Goal of the exercise. Here are some records; return them all exactly.

Extracted records.
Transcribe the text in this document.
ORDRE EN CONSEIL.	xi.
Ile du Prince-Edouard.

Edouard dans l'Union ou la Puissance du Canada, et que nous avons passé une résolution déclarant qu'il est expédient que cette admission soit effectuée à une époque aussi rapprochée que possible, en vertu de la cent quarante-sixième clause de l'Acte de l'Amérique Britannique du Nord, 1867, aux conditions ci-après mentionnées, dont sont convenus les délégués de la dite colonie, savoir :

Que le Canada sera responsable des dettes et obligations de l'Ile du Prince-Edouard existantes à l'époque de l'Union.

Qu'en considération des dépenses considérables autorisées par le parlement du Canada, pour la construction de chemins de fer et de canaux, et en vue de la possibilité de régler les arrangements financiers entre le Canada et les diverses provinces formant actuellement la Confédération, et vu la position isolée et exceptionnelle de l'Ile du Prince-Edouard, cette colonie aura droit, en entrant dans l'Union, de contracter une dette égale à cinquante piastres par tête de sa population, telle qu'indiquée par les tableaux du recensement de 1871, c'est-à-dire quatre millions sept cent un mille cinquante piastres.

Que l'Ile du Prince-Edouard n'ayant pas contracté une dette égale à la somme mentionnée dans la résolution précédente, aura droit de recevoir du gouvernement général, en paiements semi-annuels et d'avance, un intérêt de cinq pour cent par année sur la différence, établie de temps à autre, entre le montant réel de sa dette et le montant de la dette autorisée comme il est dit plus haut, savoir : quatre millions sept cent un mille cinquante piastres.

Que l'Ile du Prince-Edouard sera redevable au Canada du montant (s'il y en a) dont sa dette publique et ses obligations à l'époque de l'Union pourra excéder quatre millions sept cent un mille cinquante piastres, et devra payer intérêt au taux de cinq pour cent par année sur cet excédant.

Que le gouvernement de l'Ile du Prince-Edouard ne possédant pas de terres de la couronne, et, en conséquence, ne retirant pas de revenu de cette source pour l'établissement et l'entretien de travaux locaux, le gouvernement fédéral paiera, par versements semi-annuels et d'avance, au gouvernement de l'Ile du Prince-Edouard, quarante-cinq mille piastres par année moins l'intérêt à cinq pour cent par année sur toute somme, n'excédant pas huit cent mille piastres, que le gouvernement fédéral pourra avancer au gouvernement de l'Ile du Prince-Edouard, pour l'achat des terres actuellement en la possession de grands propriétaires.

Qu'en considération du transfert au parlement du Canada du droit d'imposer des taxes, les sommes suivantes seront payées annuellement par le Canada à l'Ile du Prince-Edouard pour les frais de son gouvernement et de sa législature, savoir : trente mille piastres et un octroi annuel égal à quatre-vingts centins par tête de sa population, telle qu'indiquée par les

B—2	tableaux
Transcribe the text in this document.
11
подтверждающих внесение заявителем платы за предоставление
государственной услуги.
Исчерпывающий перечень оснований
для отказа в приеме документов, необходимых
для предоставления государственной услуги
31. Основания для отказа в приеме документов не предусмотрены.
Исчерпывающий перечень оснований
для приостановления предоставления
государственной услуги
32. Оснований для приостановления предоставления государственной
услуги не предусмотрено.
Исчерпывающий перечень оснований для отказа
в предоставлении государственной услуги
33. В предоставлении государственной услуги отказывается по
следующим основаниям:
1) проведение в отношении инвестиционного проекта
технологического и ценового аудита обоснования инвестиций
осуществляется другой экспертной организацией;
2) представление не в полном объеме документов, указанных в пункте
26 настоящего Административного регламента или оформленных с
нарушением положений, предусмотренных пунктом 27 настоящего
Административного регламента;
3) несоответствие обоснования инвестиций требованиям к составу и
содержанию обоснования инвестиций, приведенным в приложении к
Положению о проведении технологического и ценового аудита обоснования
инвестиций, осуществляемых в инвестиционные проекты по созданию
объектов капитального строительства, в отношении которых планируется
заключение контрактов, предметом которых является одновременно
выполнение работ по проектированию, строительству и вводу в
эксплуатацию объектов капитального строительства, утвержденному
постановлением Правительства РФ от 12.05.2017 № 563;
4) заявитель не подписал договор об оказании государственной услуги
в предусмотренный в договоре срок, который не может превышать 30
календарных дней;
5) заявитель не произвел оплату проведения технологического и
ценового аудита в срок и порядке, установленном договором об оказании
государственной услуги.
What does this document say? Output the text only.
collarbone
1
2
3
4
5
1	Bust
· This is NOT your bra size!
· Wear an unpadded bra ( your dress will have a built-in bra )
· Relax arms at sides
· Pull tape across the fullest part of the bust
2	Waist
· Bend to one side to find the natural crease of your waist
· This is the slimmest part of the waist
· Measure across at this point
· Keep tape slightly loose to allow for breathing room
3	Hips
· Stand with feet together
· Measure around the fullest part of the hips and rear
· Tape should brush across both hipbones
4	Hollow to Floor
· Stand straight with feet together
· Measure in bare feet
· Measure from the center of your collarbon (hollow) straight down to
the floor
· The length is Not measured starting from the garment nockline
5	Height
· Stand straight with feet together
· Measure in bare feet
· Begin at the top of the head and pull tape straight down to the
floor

Reply.
Transcribe the text in this document.
ORDRE EN CONSEIL.	xi.
Ile du Prince-Edouard.

Edouard dans l'Union ou la Puissance du Canada, et que nous avons passé une résolution déclarant qu'il est expédient que cette admission soit effectuée à une époque aussi rapprochée que possible, en vertu de la cent quarante-sixième clause de l'Acte de l'Amérique Britannique du Nord, 1867, aux conditions ci-après mentionnées, dont sont convenus les délégués de la dite colonie, savoir :

Que le Canada sera responsable des dettes et obligations de l'Ile du Prince-Edouard existantes à l'époque de l'Union.

Qu'en considération des dépenses considérables autorisées par le parlement du Canada, pour la construction de chemins de fer et de canaux, et en vue de la possibilité de régler les arrangements financiers entre le Canada et les diverses provinces formant actuellement la Confédération, et vu la position isolée et exceptionnelle de l'Ile du Prince-Edouard, cette colonie aura droit, en entrant dans l'Union, de contracter une dette égale à cinquante piastres par tête de sa population, telle qu'indiquée par les tableaux du recensement de 1871, c'est-à-dire quatre millions sept cent un mille cinquante piastres.

Que l'Ile du Prince-Edouard n'ayant pas contracté une dette égale à la somme mentionnée dans la résolution précédente, aura droit de recevoir du gouvernement général, en paiements semi-annuels et d'avance, un intérêt de cinq pour cent par année sur la différence, établie de temps à autre, entre le montant réel de sa dette et le montant de la dette autorisée comme il est dit plus haut, savoir : quatre millions sept cent un mille cinquante piastres.

Que l'Ile du Prince-Edouard sera redevable au Canada du montant (s'il y en a) dont sa dette publique et ses obligations à l'époque de l'Union pourra excéder quatre millions sept cent un mille cinquante piastres, et devra payer intérêt au taux de cinq pour cent par année sur cet excédant.

Que le gouvernement de l'Ile du Prince-Edouard ne possédant pas de terres de la couronne, et, en conséquence, ne retirant pas de revenu de cette source pour l'établissement et l'entretien de travaux locaux, le gouvernement fédéral paiera, par versements semi-annuels et d'avance, au gouvernement de l'Ile du Prince-Edouard, quarante-cinq mille piastres par année moins l'intérêt à cinq pour cent par année sur toute somme, n'excédant pas huit cent mille piastres, que le gouvernement fédéral pourra avancer au gouvernement de l'Ile du Prince-Edouard, pour l'achat des terres actuellement en la possession de grands propriétaires.

Qu'en considération du transfert au parlement du Canada du droit d'imposer des taxes, les sommes suivantes seront payées annuellement par le Canada à l'Ile du Prince-Edouard pour les frais de son gouvernement et de sa législature, savoir : trente mille piastres et un octroi annuel égal à quatre-vingts centins par tête de sa population, telle qu'indiquée par les

B—2	tableaux
Transcribe the text in this document.
11
подтверждающих внесение заявителем платы за предоставление
государственной услуги.
Исчерпывающий перечень оснований
для отказа в приеме документов, необходимых
для предоставления государственной услуги
31. Основания для отказа в приеме документов не предусмотрены.
Исчерпывающий перечень оснований
для приостановления предоставления
государственной услуги
32. Оснований для приостановления предоставления государственной
услуги не предусмотрено.
Исчерпывающий перечень оснований для отказа
в предоставлении государственной услуги
33. В предоставлении государственной услуги отказывается по
следующим основаниям:
1) проведение в отношении инвестиционного проекта
технологического и ценового аудита обоснования инвестиций
осуществляется другой экспертной организацией;
2) представление не в полном объеме документов, указанных в пункте
26 настоящего Административного регламента или оформленных с
нарушением положений, предусмотренных пунктом 27 настоящего
Административного регламента;
3) несоответствие обоснования инвестиций требованиям к составу и
содержанию обоснования инвестиций, приведенным в приложении к
Положению о проведении технологического и ценового аудита обоснования
инвестиций, осуществляемых в инвестиционные проекты по созданию
объектов капитального строительства, в отношении которых планируется
заключение контрактов, предметом которых является одновременно
выполнение работ по проектированию, строительству и вводу в
эксплуатацию объектов капитального строительства, утвержденному
постановлением Правительства РФ от 12.05.2017 № 563;
4) заявитель не подписал договор об оказании государственной услуги
в предусмотренный в договоре срок, который не может превышать 30
календарных дней;
5) заявитель не произвел оплату проведения технологического и
ценового аудита в срок и порядке, установленном договором об оказании
государственной услуги.
What does this document say? Output the text only.
collarbone
1
2
3
4
5
1	Bust
· This is NOT your bra size!
· Wear an unpadded bra ( your dress will have a built-in bra )
· Relax arms at sides
· Pull tape across the fullest part of the bust
2	Waist
· Bend to one side to find the natural crease of your waist
· This is the slimmest part of the waist
· Measure across at this point
· Keep tape slightly loose to allow for breathing room
3	Hips
· Stand with feet together
· Measure around the fullest part of the hips and rear
· Tape should brush across both hipbones
4	Hollow to Floor
· Stand straight with feet together
· Measure in bare feet
· Measure from the center of your collarbon (hollow) straight down to
the floor
· The length is Not measured starting from the garment nockline
5	Height
· Stand straight with feet together
· Measure in bare feet
· Begin at the top of the head and pull tape straight down to the
floor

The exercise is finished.